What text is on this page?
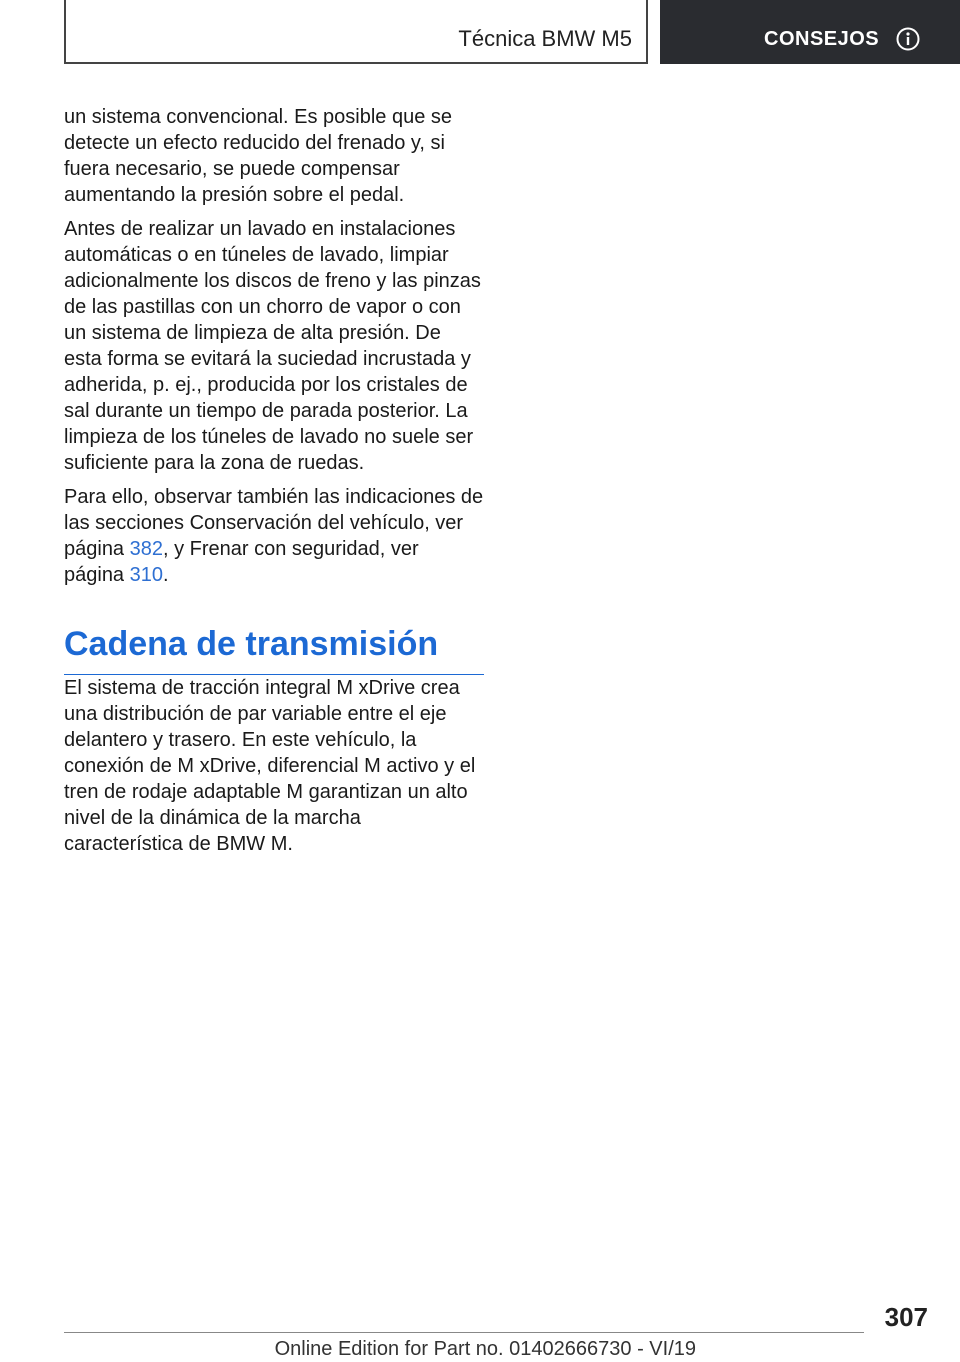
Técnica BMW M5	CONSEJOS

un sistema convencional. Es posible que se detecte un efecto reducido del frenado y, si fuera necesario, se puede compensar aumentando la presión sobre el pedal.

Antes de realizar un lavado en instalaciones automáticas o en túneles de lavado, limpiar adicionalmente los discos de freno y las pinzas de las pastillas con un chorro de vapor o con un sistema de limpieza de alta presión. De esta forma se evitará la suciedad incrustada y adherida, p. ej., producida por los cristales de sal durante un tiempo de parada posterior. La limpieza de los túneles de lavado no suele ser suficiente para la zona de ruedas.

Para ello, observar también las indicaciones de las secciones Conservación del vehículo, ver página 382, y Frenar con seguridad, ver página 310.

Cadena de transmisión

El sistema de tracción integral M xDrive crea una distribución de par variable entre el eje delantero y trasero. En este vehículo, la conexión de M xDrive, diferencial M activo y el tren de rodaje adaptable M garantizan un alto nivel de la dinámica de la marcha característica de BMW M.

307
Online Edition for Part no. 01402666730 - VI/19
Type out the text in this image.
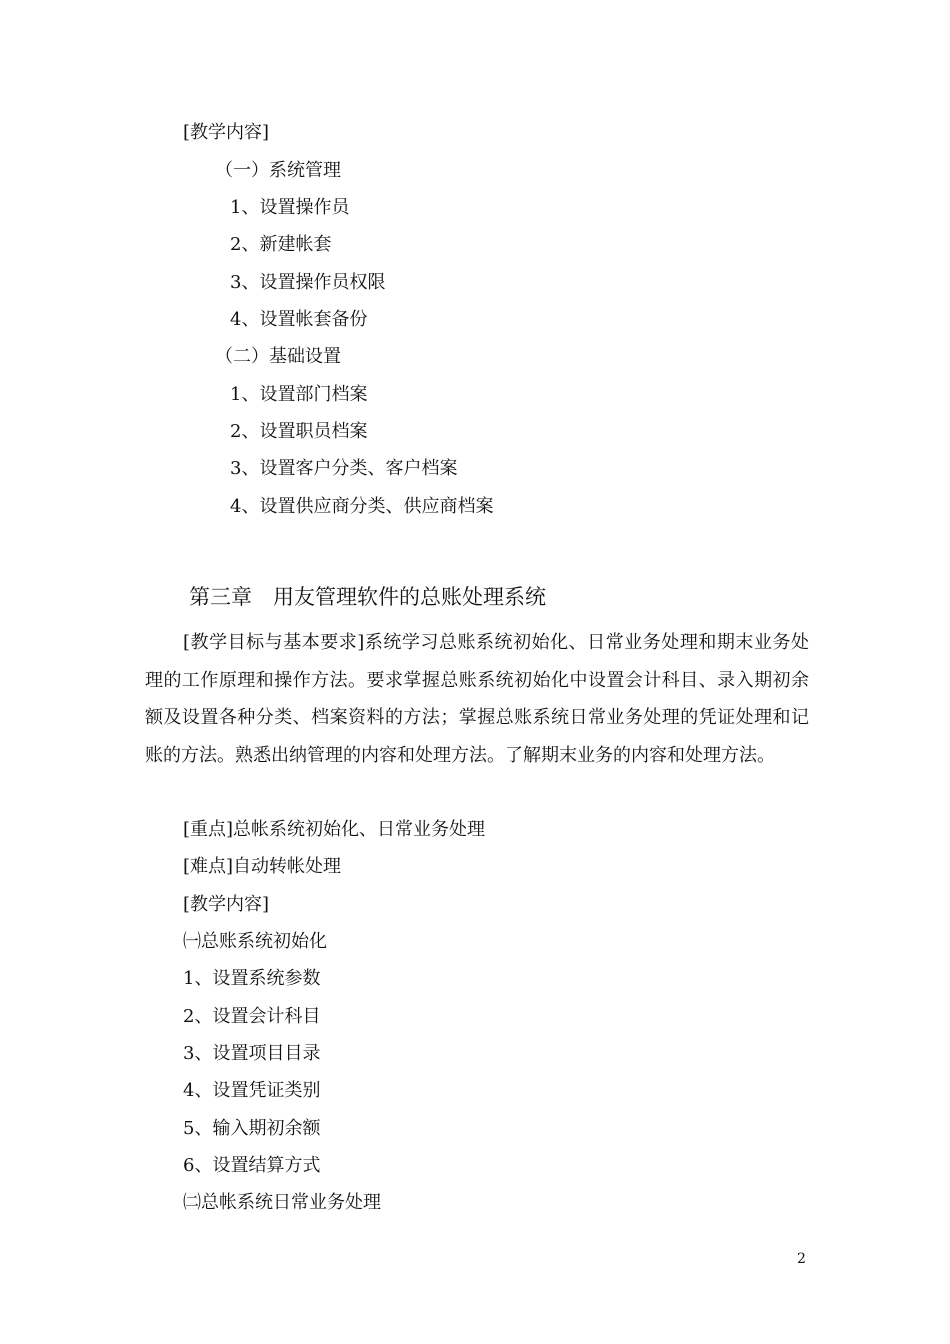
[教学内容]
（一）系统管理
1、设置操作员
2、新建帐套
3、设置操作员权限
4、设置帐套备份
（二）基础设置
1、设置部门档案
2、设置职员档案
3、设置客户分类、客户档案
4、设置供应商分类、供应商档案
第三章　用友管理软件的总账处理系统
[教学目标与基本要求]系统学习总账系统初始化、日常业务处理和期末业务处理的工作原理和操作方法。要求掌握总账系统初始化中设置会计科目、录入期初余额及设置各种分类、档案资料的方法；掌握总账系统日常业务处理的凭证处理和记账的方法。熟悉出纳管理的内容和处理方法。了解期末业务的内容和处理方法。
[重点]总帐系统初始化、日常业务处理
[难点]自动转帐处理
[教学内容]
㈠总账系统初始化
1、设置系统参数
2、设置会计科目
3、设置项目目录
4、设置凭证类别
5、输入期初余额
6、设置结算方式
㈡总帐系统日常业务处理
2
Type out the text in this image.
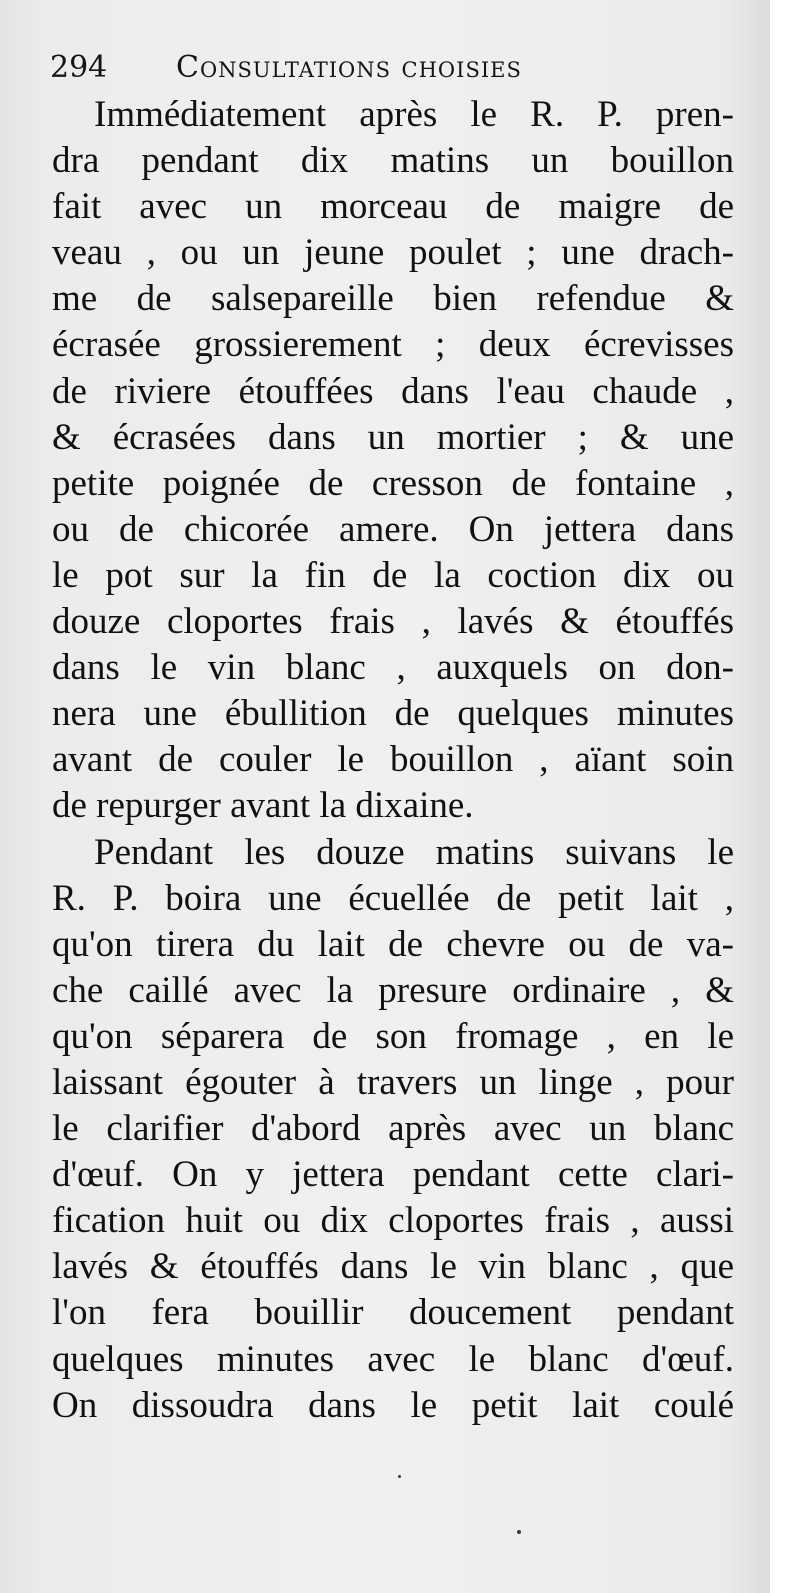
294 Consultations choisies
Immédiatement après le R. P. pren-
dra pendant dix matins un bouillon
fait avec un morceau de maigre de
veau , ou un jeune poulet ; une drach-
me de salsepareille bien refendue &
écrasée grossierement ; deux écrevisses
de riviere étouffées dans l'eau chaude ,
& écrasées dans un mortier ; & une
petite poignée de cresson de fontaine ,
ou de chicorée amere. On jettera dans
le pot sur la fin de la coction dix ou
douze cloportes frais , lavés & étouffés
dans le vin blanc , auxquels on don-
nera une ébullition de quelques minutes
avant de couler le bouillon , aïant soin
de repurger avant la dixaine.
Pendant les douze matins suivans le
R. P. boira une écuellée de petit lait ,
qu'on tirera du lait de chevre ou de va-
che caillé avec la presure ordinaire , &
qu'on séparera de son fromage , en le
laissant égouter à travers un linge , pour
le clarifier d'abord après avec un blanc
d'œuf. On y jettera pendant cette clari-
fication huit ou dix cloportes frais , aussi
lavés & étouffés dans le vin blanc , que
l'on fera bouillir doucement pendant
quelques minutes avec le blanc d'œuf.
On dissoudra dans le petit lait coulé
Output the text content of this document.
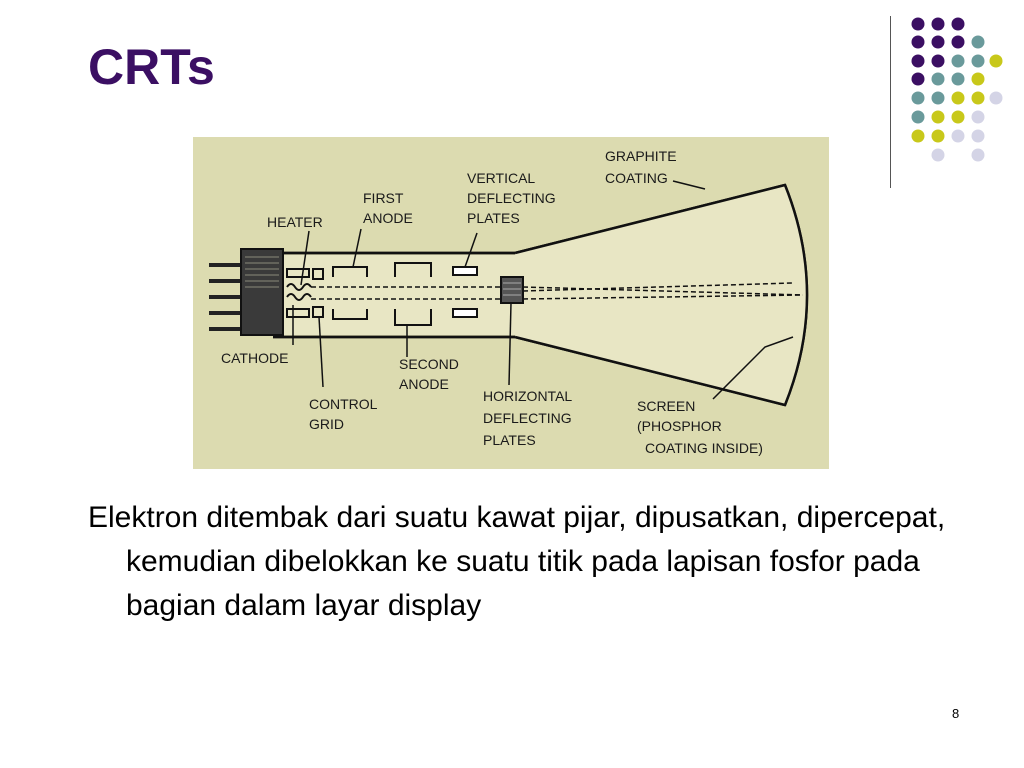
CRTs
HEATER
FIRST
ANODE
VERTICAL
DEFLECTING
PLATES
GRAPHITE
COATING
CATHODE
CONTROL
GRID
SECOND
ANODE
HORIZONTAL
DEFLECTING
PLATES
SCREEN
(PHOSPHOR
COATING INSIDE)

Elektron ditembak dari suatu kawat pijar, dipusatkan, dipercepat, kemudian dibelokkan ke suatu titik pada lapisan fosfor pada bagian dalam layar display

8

- EXERCISE -
In the entries above, find every line with the word "dans" and list it.

- RESPONSE BELOW -
de riviere étouffées dans l'eau chaude ,
& écrasées dans un mortier ; & une
ou de chicorée amere. On jettera dans
dans le vin blanc , auxquels on don-
lavés & étouffés dans le vin blanc , que
On dissoudra dans le petit lait coulé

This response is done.